● Extracted text
◆ ◆ ◆ ◆
As I grew up, I never questioned why we might work for a better world together. My sense was that what we were doing for Mennonite Central Committee, a worldwide relief agency, we did because it had helped us in our time of need and now we wanted to give back. Whenever we made soap or quilts, or sent care packages or money, something inside me was renewed.

I often wonder if the only way we can ever really transcend the collective evil we endure as people is to do good together. Maybe loving our enemy and repaying harm with good is the only way to achieve true healing—and, in turn, joy.

The Mennonite Turn

My community’s definition of itself based on fear ended up being largely positive. Why did that happen? How did that happen? Are there insights for us as we try to understand how we can deepen community?

You could call this transformation in the community of my youth “the Mennonite turn.” Fear usually begets more fear. While we could have let fear destroy us, we turned away from it and helped those inside and outside our community who were consumed by it. Our pacifist faith taught us that lashing out was not an option, which meant that all we had left was to make things better—at first for ourselves, but then for others too.

Think about this in our times of high unemployment and underemployment: I never knew a person in our church to lack work or go hungry. We were well organized collectively to prevent this from happening. Helping one another was recognized not so much as “doing good” as expressing our solidarity with those who were in need. Funerals and weddings were catered by the women in our church, which brought the cost of the massive gatherings down to only dollars per person. Whenever there was a need, someone stepped up and helped out the best they could. Creating intentional ways to support one another and to show that we cared for the other was critical to the health of our community. It was more than the right thing to do; it was just what you did. We had experienced so much hardship as a people that we decided, collectively, not to allow such hardship again.

Fear also led us to reach out to others beyond our community. Many Mennonites from Ukraine had been helped by Mennonite Central Committee, an organization formed in the 1920s to address turmoil and famine after the Russian Revolution. This organization grew to help many Mennonites to move from Russia to Canada, Paraguay, and the United States. MCC had helped most, if not all, of the members of our church.

Our congregation donated money to MCC’s work overseas through such fundraising events as the annual Mennonite Relief Sale, for which we made massive kettles of borscht and fresh-baked goods (my mother’s buns always sold out before the official start of the sale). Women in the church spent the entire winter quilting and making care packages, and families got together to make soap.
◆ ◆ ◆ ◆
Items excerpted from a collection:
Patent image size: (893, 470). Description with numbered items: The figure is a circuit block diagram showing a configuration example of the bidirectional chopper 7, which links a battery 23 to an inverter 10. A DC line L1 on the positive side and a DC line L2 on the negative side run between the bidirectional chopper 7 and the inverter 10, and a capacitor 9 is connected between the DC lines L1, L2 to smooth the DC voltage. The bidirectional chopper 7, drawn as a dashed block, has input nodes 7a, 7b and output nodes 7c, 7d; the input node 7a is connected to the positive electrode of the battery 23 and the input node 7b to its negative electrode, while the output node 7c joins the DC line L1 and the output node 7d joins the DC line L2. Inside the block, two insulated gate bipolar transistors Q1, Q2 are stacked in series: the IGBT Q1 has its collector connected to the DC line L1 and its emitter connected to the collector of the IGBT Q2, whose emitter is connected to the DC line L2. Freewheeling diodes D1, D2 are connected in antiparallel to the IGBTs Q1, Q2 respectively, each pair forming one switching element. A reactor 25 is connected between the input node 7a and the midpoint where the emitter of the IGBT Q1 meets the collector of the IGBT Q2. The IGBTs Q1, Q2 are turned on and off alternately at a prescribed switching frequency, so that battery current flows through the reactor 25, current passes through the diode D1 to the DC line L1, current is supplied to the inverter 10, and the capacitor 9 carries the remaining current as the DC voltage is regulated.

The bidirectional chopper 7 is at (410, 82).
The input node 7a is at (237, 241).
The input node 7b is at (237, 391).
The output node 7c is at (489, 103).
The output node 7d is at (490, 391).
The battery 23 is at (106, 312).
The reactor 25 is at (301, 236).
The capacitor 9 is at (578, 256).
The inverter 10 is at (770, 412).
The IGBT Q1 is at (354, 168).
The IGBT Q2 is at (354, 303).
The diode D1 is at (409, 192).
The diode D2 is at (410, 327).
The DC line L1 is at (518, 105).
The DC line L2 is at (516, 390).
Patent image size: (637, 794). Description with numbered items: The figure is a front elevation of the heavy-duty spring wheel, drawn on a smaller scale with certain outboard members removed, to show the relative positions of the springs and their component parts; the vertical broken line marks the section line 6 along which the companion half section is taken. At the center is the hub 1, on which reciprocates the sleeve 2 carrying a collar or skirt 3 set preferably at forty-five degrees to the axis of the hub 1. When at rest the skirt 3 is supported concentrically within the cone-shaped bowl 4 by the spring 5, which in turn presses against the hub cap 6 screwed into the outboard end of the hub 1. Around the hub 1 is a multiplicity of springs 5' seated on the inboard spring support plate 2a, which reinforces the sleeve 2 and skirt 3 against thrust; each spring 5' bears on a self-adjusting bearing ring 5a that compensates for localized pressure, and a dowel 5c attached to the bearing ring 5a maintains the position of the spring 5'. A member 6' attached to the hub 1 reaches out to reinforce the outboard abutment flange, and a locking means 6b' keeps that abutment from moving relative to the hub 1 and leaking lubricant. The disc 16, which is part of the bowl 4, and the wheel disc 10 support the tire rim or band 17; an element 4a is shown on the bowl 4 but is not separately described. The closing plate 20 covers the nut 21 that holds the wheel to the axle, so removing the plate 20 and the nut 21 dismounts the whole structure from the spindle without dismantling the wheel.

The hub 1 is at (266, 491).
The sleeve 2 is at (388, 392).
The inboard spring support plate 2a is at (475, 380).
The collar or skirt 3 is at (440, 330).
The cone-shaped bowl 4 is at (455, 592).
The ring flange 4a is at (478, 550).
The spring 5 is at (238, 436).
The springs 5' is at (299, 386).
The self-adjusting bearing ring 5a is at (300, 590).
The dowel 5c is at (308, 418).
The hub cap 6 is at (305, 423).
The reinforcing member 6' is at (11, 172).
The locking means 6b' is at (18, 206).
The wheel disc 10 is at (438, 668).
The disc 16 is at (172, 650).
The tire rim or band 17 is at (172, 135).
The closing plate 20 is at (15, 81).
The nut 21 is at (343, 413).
◆ ◆ ◆ ◆
In the passage on the Mennonite community, who catered the church's funerals and weddings? The items are unrelated to the passage on the Mennonite community.

The women in the church.